What this task involves: Each entry in the listing below should be restated word for word.

Recorded data:
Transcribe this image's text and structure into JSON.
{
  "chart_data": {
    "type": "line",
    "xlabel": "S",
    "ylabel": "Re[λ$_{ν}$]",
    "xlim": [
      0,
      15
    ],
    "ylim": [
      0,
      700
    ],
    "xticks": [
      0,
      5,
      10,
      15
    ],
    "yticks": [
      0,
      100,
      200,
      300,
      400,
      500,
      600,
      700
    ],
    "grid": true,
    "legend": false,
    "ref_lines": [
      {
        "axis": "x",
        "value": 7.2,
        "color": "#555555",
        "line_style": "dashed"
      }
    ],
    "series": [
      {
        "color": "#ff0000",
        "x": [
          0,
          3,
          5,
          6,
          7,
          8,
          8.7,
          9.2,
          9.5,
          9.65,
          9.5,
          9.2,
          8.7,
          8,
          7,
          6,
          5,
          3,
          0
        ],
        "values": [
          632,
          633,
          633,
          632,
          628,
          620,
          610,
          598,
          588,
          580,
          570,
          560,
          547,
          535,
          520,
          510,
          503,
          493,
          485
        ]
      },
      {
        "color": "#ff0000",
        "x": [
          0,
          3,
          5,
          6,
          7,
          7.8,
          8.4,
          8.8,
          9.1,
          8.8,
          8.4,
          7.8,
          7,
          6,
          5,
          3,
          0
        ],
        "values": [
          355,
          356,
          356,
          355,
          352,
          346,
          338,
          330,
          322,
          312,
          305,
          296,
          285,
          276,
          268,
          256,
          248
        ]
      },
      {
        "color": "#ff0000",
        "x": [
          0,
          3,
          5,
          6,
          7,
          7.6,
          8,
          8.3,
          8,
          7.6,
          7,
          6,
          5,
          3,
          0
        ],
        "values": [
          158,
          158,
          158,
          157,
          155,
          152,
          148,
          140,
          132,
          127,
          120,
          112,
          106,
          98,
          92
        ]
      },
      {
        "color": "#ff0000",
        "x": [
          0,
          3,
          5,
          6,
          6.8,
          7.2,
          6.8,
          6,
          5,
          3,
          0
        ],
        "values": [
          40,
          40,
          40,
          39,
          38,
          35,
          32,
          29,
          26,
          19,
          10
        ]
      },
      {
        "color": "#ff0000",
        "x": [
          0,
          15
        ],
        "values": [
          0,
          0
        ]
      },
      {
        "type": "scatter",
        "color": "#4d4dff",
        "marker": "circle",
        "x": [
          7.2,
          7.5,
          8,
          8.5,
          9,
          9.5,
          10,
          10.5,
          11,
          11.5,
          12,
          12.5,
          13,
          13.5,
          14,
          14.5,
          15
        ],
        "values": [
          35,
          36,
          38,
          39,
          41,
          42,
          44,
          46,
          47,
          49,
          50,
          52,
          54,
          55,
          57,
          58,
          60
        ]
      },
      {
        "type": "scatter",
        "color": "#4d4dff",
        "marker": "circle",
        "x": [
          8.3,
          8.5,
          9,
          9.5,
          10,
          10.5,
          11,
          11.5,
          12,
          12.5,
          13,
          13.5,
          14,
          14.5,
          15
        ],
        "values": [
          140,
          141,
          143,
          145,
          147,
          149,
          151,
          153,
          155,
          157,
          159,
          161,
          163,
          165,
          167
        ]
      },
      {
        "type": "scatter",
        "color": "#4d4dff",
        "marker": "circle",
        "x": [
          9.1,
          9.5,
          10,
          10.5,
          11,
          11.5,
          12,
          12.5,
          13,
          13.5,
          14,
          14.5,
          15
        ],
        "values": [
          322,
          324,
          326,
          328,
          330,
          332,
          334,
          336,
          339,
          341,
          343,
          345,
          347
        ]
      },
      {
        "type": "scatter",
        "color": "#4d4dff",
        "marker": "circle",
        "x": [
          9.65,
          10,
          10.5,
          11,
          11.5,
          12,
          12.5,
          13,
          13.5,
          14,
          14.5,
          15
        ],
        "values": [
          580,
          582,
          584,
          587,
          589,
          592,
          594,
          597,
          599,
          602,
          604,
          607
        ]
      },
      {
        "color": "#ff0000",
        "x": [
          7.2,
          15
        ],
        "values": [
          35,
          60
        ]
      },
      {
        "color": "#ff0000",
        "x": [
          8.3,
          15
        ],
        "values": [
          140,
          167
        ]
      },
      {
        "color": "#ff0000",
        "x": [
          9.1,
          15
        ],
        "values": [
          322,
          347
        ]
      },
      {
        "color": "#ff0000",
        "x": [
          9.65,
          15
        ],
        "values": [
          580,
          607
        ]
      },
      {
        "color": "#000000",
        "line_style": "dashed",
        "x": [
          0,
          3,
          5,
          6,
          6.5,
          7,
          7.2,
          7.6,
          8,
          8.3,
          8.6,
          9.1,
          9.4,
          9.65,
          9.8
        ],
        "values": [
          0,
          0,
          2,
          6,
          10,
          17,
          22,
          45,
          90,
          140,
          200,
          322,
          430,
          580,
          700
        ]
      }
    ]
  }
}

Answer to the exercise:
Transcribe this image's text and structure into JSON.
{
  "chart_data": {
    "type": "line",
    "xlabel": "S",
    "ylabel": "Re[λ$_{ν}$]",
    "xlim": [
      0,
      15
    ],
    "ylim": [
      0,
      700
    ],
    "xticks": [
      0,
      5,
      10,
      15
    ],
    "yticks": [
      0,
      100,
      200,
      300,
      400,
      500,
      600,
      700
    ],
    "grid": true,
    "legend": false,
    "ref_lines": [
      {
        "axis": "x",
        "value": 7.2,
        "color": "#555555",
        "line_style": "dashed"
      }
    ],
    "series": [
      {
        "color": "#ff0000",
        "x": [
          0,
          3,
          5,
          6,
          7,
          8,
          8.7,
          9.2,
          9.5,
          9.65,
          9.5,
          9.2,
          8.7,
          8,
          7,
          6,
          5,
          3,
          0
        ],
        "values": [
          632,
          633,
          633,
          632,
          628,
          620,
          610,
          598,
          588,
          580,
          570,
          560,
          547,
          535,
          520,
          510,
          503,
          493,
          485
        ]
      },
      {
        "color": "#ff0000",
        "x": [
          0,
          3,
          5,
          6,
          7,
          7.8,
          8.4,
          8.8,
          9.1,
          8.8,
          8.4,
          7.8,
          7,
          6,
          5,
          3,
          0
        ],
        "values": [
          355,
          356,
          356,
          355,
          352,
          346,
          338,
          330,
          322,
          312,
          305,
          296,
          285,
          276,
          268,
          256,
          248
        ]
      },
      {
        "color": "#ff0000",
        "x": [
          0,
          3,
          5,
          6,
          7,
          7.6,
          8,
          8.3,
          8,
          7.6,
          7,
          6,
          5,
          3,
          0
        ],
        "values": [
          158,
          158,
          158,
          157,
          155,
          152,
          148,
          140,
          132,
          127,
          120,
          112,
          106,
          98,
          92
        ]
      },
      {
        "color": "#ff0000",
        "x": [
          0,
          3,
          5,
          6,
          6.8,
          7.2,
          6.8,
          6,
          5,
          3,
          0
        ],
        "values": [
          40,
          40,
          40,
          39,
          38,
          35,
          32,
          29,
          26,
          19,
          10
        ]
      },
      {
        "color": "#ff0000",
        "x": [
          0,
          15
        ],
        "values": [
          0,
          0
        ]
      },
      {
        "type": "scatter",
        "color": "#4d4dff",
        "marker": "circle",
        "x": [
          7.2,
          7.5,
          8,
          8.5,
          9,
          9.5,
          10,
          10.5,
          11,
          11.5,
          12,
          12.5,
          13,
          13.5,
          14,
          14.5,
          15
        ],
        "values": [
          35,
          36,
          38,
          39,
          41,
          42,
          44,
          46,
          47,
          49,
          50,
          52,
          54,
          55,
          57,
          58,
          60
        ]
      },
      {
        "type": "scatter",
        "color": "#4d4dff",
        "marker": "circle",
        "x": [
          8.3,
          8.5,
          9,
          9.5,
          10,
          10.5,
          11,
          11.5,
          12,
          12.5,
          13,
          13.5,
          14,
          14.5,
          15
        ],
        "values": [
          140,
          141,
          143,
          145,
          147,
          149,
          151,
          153,
          155,
          157,
          159,
          161,
          163,
          165,
          167
        ]
      },
      {
        "type": "scatter",
        "color": "#4d4dff",
        "marker": "circle",
        "x": [
          9.1,
          9.5,
          10,
          10.5,
          11,
          11.5,
          12,
          12.5,
          13,
          13.5,
          14,
          14.5,
          15
        ],
        "values": [
          322,
          324,
          326,
          328,
          330,
          332,
          334,
          336,
          339,
          341,
          343,
          345,
          347
        ]
      },
      {
        "type": "scatter",
        "color": "#4d4dff",
        "marker": "circle",
        "x": [
          9.65,
          10,
          10.5,
          11,
          11.5,
          12,
          12.5,
          13,
          13.5,
          14,
          14.5,
          15
        ],
        "values": [
          580,
          582,
          584,
          587,
          589,
          592,
          594,
          597,
          599,
          602,
          604,
          607
        ]
      },
      {
        "color": "#ff0000",
        "x": [
          7.2,
          15
        ],
        "values": [
          35,
          60
        ]
      },
      {
        "color": "#ff0000",
        "x": [
          8.3,
          15
        ],
        "values": [
          140,
          167
        ]
      },
      {
        "color": "#ff0000",
        "x": [
          9.1,
          15
        ],
        "values": [
          322,
          347
        ]
      },
      {
        "color": "#ff0000",
        "x": [
          9.65,
          15
        ],
        "values": [
          580,
          607
        ]
      },
      {
        "color": "#000000",
        "line_style": "dashed",
        "x": [
          0,
          3,
          5,
          6,
          6.5,
          7,
          7.2,
          7.6,
          8,
          8.3,
          8.6,
          9.1,
          9.4,
          9.65,
          9.8
        ],
        "values": [
          0,
          0,
          2,
          6,
          10,
          17,
          22,
          45,
          90,
          140,
          200,
          322,
          430,
          580,
          700
        ]
      }
    ]
  }
}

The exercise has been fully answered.